EXERCISE DIRECTIONS ->
Transcribe all the entries word for word, omitting any pictures they contain.

━━━━━ DATA SHOWN

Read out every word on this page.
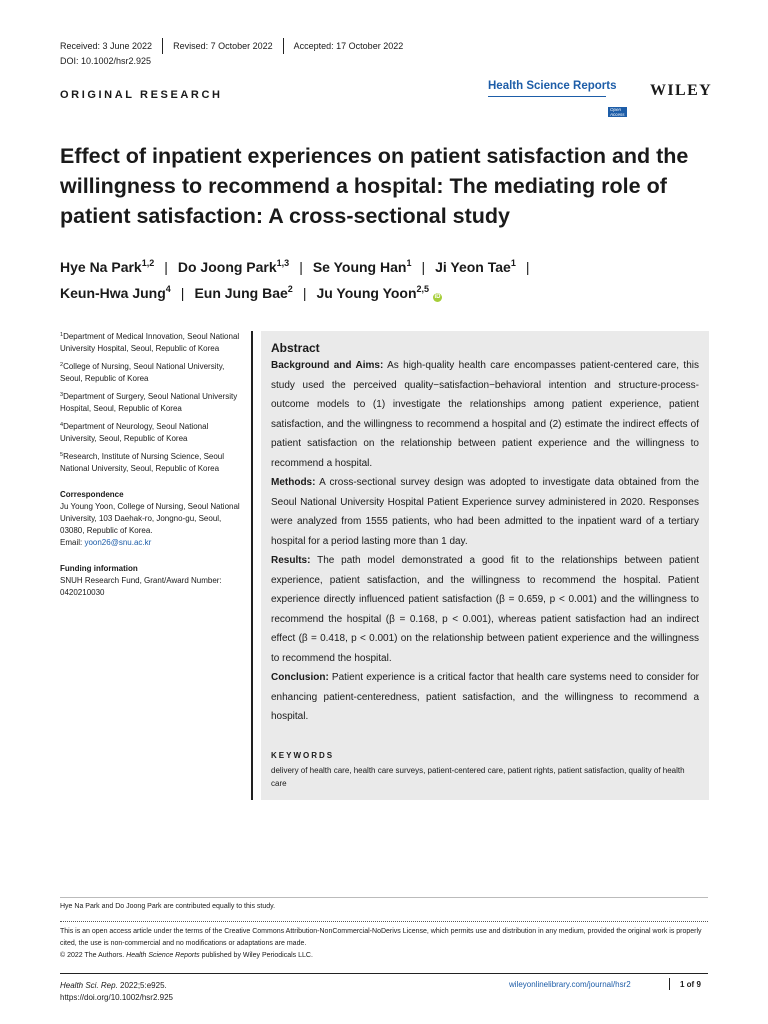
Received: 3 June 2022	Revised: 7 October 2022	Accepted: 17 October 2022
DOI: 10.1002/hsr2.925
ORIGINAL RESEARCH
Health Science Reports
Open Access
WILEY
Effect of inpatient experiences on patient satisfaction and the willingness to recommend a hospital: The mediating role of patient satisfaction: A cross-sectional study
Hye Na Park$^{1,2}$ | Do Joong Park$^{1,3}$ | Se Young Han$^1$ | Ji Yeon Tae$^1$ |
Keun-Hwa Jung$^4$ | Eun Jung Bae$^2$ | Ju Young Yoon$^{2,5}$ iD
$^1$Department of Medical Innovation, Seoul National University Hospital, Seoul, Republic of Korea
$^2$College of Nursing, Seoul National University, Seoul, Republic of Korea
$^3$Department of Surgery, Seoul National University Hospital, Seoul, Republic of Korea
$^4$Department of Neurology, Seoul National University, Seoul, Republic of Korea
$^5$Research, Institute of Nursing Science, Seoul National University, Seoul, Republic of Korea
Correspondence
Ju Young Yoon, College of Nursing, Seoul National University, 103 Daehak-ro, Jongno-gu, Seoul, 03080, Republic of Korea.
Email: yoon26@snu.ac.kr
Funding information
SNUH Research Fund, Grant/Award Number: 0420210030
Abstract
Background and Aims: As high-quality health care encompasses patient-centered care, this study used the perceived quality−satisfaction−behavioral intention and structure-process-outcome models to (1) investigate the relationships among patient experience, patient satisfaction, and the willingness to recommend a hospital and (2) estimate the indirect effects of patient satisfaction on the relationship between patient experience and the willingness to recommend a hospital.
Methods: A cross-sectional survey design was adopted to investigate data obtained from the Seoul National University Hospital Patient Experience survey administered in 2020. Responses were analyzed from 1555 patients, who had been admitted to the inpatient ward of a tertiary hospital for a period lasting more than 1 day.
Results: The path model demonstrated a good fit to the relationships between patient experience, patient satisfaction, and the willingness to recommend the hospital. Patient experience directly influenced patient satisfaction (β = 0.659, p < 0.001) and the willingness to recommend the hospital (β = 0.168, p < 0.001), whereas patient satisfaction had an indirect effect (β = 0.418, p < 0.001) on the relationship between patient experience and the willingness to recommend the hospital.
Conclusion: Patient experience is a critical factor that health care systems need to consider for enhancing patient-centeredness, patient satisfaction, and the willingness to recommend a hospital.
KEYWORDS
delivery of health care, health care surveys, patient-centered care, patient rights, patient satisfaction, quality of health care
Hye Na Park and Do Joong Park are contributed equally to this study.
This is an open access article under the terms of the Creative Commons Attribution-NonCommercial-NoDerivs License, which permits use and distribution in any medium, provided the original work is properly cited, the use is non-commercial and no modifications or adaptations are made.
© 2022 The Authors. Health Science Reports published by Wiley Periodicals LLC.
Health Sci. Rep. 2022;5:e925.
https://doi.org/10.1002/hsr2.925
wileyonlinelibrary.com/journal/hsr2	1 of 9
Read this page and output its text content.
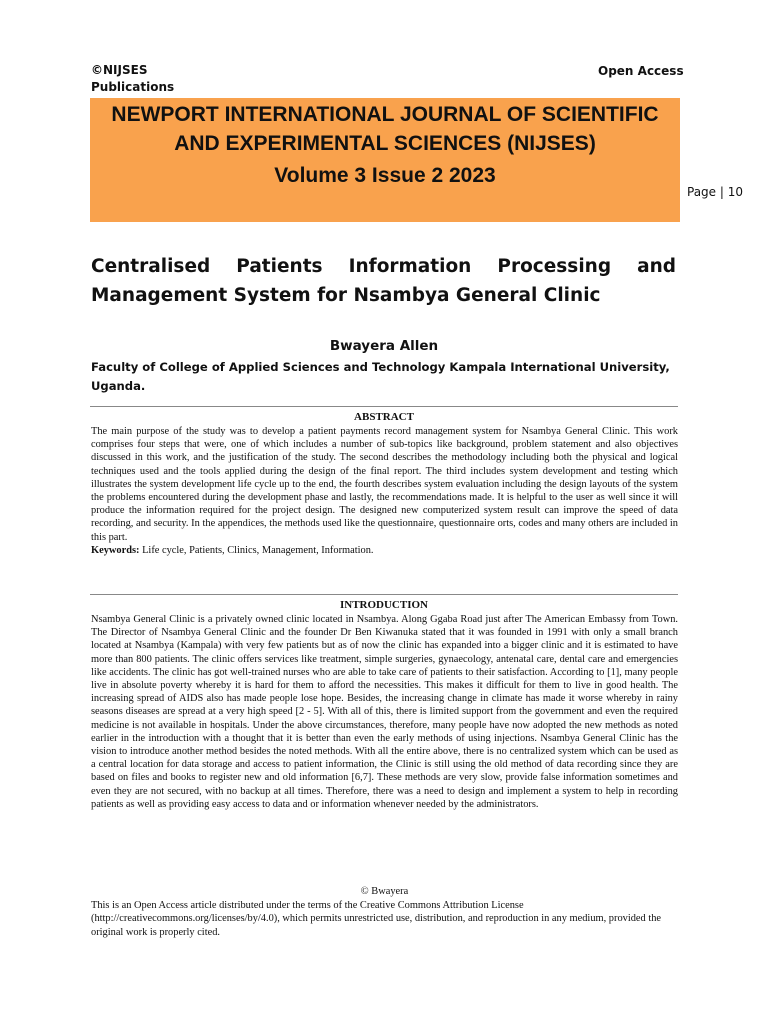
©NIJSES Publications
Open Access
NEWPORT INTERNATIONAL JOURNAL OF SCIENTIFIC AND EXPERIMENTAL SCIENCES (NIJSES)
Volume 3 Issue 2 2023
Page | 10
Centralised Patients Information Processing and Management System for Nsambya General Clinic
Bwayera Allen
Faculty of College of Applied Sciences and Technology Kampala International University, Uganda.
ABSTRACT
The main purpose of the study was to develop a patient payments record management system for Nsambya General Clinic. This work comprises four steps that were, one of which includes a number of sub-topics like background, problem statement and also objectives discussed in this work, and the justification of the study. The second describes the methodology including both the physical and logical techniques used and the tools applied during the design of the final report. The third includes system development and testing which illustrates the system development life cycle up to the end, the fourth describes system evaluation including the design layouts of the system the problems encountered during the development phase and lastly, the recommendations made. It is helpful to the user as well since it will produce the information required for the project design. The designed new computerized system result can improve the speed of data recording, and security. In the appendices, the methods used like the questionnaire, questionnaire orts, codes and many others are included in this part.
Keywords: Life cycle, Patients, Clinics, Management, Information.
INTRODUCTION
Nsambya General Clinic is a privately owned clinic located in Nsambya. Along Ggaba Road just after The American Embassy from Town. The Director of Nsambya General Clinic and the founder Dr Ben Kiwanuka stated that it was founded in 1991 with only a small branch located at Nsambya (Kampala) with very few patients but as of now the clinic has expanded into a bigger clinic and it is estimated to have more than 800 patients. The clinic offers services like treatment, simple surgeries, gynaecology, antenatal care, dental care and emergencies like accidents. The clinic has got well-trained nurses who are able to take care of patients to their satisfaction. According to [1], many people live in absolute poverty whereby it is hard for them to afford the necessities. This makes it difficult for them to live in good health. The increasing spread of AIDS also has made people lose hope. Besides, the increasing change in climate has made it worse whereby in rainy seasons diseases are spread at a very high speed [2 - 5]. With all of this, there is limited support from the government and even the required medicine is not available in hospitals. Under the above circumstances, therefore, many people have now adopted the new methods as noted earlier in the introduction with a thought that it is better than even the early methods of using injections. Nsambya General Clinic has the vision to introduce another method besides the noted methods. With all the entire above, there is no centralized system which can be used as a central location for data storage and access to patient information, the Clinic is still using the old method of data recording since they are based on files and books to register new and old information [6,7]. These methods are very slow, provide false information sometimes and even they are not secured, with no backup at all times. Therefore, there was a need to design and implement a system to help in recording patients as well as providing easy access to data and or information whenever needed by the administrators.
© Bwayera
This is an Open Access article distributed under the terms of the Creative Commons Attribution License (http://creativecommons.org/licenses/by/4.0), which permits unrestricted use, distribution, and reproduction in any medium, provided the original work is properly cited.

━━━━━━━━━━

EXPECTED ANSWER ->
Read out every word on this page.
Received: 3 June 2022	Revised: 7 October 2022	Accepted: 17 October 2022
DOI: 10.1002/hsr2.925
ORIGINAL RESEARCH
Health Science Reports
Open Access
WILEY
Effect of inpatient experiences on patient satisfaction and the willingness to recommend a hospital: The mediating role of patient satisfaction: A cross-sectional study
Hye Na Park$^{1,2}$ | Do Joong Park$^{1,3}$ | Se Young Han$^1$ | Ji Yeon Tae$^1$ |
Keun-Hwa Jung$^4$ | Eun Jung Bae$^2$ | Ju Young Yoon$^{2,5}$ iD
$^1$Department of Medical Innovation, Seoul National University Hospital, Seoul, Republic of Korea
$^2$College of Nursing, Seoul National University, Seoul, Republic of Korea
$^3$Department of Surgery, Seoul National University Hospital, Seoul, Republic of Korea
$^4$Department of Neurology, Seoul National University, Seoul, Republic of Korea
$^5$Research, Institute of Nursing Science, Seoul National University, Seoul, Republic of Korea
Correspondence
Ju Young Yoon, College of Nursing, Seoul National University, 103 Daehak-ro, Jongno-gu, Seoul, 03080, Republic of Korea.
Email: yoon26@snu.ac.kr
Funding information
SNUH Research Fund, Grant/Award Number: 0420210030
Abstract
Background and Aims: As high-quality health care encompasses patient-centered care, this study used the perceived quality−satisfaction−behavioral intention and structure-process-outcome models to (1) investigate the relationships among patient experience, patient satisfaction, and the willingness to recommend a hospital and (2) estimate the indirect effects of patient satisfaction on the relationship between patient experience and the willingness to recommend a hospital.
Methods: A cross-sectional survey design was adopted to investigate data obtained from the Seoul National University Hospital Patient Experience survey administered in 2020. Responses were analyzed from 1555 patients, who had been admitted to the inpatient ward of a tertiary hospital for a period lasting more than 1 day.
Results: The path model demonstrated a good fit to the relationships between patient experience, patient satisfaction, and the willingness to recommend the hospital. Patient experience directly influenced patient satisfaction (β = 0.659, p < 0.001) and the willingness to recommend the hospital (β = 0.168, p < 0.001), whereas patient satisfaction had an indirect effect (β = 0.418, p < 0.001) on the relationship between patient experience and the willingness to recommend the hospital.
Conclusion: Patient experience is a critical factor that health care systems need to consider for enhancing patient-centeredness, patient satisfaction, and the willingness to recommend a hospital.
KEYWORDS
delivery of health care, health care surveys, patient-centered care, patient rights, patient satisfaction, quality of health care
Hye Na Park and Do Joong Park are contributed equally to this study.
This is an open access article under the terms of the Creative Commons Attribution-NonCommercial-NoDerivs License, which permits use and distribution in any medium, provided the original work is properly cited, the use is non-commercial and no modifications or adaptations are made.
© 2022 The Authors. Health Science Reports published by Wiley Periodicals LLC.
Health Sci. Rep. 2022;5:e925.
https://doi.org/10.1002/hsr2.925
wileyonlinelibrary.com/journal/hsr2	1 of 9
Read this page and output its text content.
©NIJSES Publications
Open Access
NEWPORT INTERNATIONAL JOURNAL OF SCIENTIFIC AND EXPERIMENTAL SCIENCES (NIJSES)
Volume 3 Issue 2 2023
Page | 10
Centralised Patients Information Processing and Management System for Nsambya General Clinic
Bwayera Allen
Faculty of College of Applied Sciences and Technology Kampala International University, Uganda.
ABSTRACT
The main purpose of the study was to develop a patient payments record management system for Nsambya General Clinic. This work comprises four steps that were, one of which includes a number of sub-topics like background, problem statement and also objectives discussed in this work, and the justification of the study. The second describes the methodology including both the physical and logical techniques used and the tools applied during the design of the final report. The third includes system development and testing which illustrates the system development life cycle up to the end, the fourth describes system evaluation including the design layouts of the system the problems encountered during the development phase and lastly, the recommendations made. It is helpful to the user as well since it will produce the information required for the project design. The designed new computerized system result can improve the speed of data recording, and security. In the appendices, the methods used like the questionnaire, questionnaire orts, codes and many others are included in this part.
Keywords: Life cycle, Patients, Clinics, Management, Information.
INTRODUCTION
Nsambya General Clinic is a privately owned clinic located in Nsambya. Along Ggaba Road just after The American Embassy from Town. The Director of Nsambya General Clinic and the founder Dr Ben Kiwanuka stated that it was founded in 1991 with only a small branch located at Nsambya (Kampala) with very few patients but as of now the clinic has expanded into a bigger clinic and it is estimated to have more than 800 patients. The clinic offers services like treatment, simple surgeries, gynaecology, antenatal care, dental care and emergencies like accidents. The clinic has got well-trained nurses who are able to take care of patients to their satisfaction. According to [1], many people live in absolute poverty whereby it is hard for them to afford the necessities. This makes it difficult for them to live in good health. The increasing spread of AIDS also has made people lose hope. Besides, the increasing change in climate has made it worse whereby in rainy seasons diseases are spread at a very high speed [2 - 5]. With all of this, there is limited support from the government and even the required medicine is not available in hospitals. Under the above circumstances, therefore, many people have now adopted the new methods as noted earlier in the introduction with a thought that it is better than even the early methods of using injections. Nsambya General Clinic has the vision to introduce another method besides the noted methods. With all the entire above, there is no centralized system which can be used as a central location for data storage and access to patient information, the Clinic is still using the old method of data recording since they are based on files and books to register new and old information [6,7]. These methods are very slow, provide false information sometimes and even they are not secured, with no backup at all times. Therefore, there was a need to design and implement a system to help in recording patients as well as providing easy access to data and or information whenever needed by the administrators.
© Bwayera
This is an Open Access article distributed under the terms of the Creative Commons Attribution License (http://creativecommons.org/licenses/by/4.0), which permits unrestricted use, distribution, and reproduction in any medium, provided the original work is properly cited.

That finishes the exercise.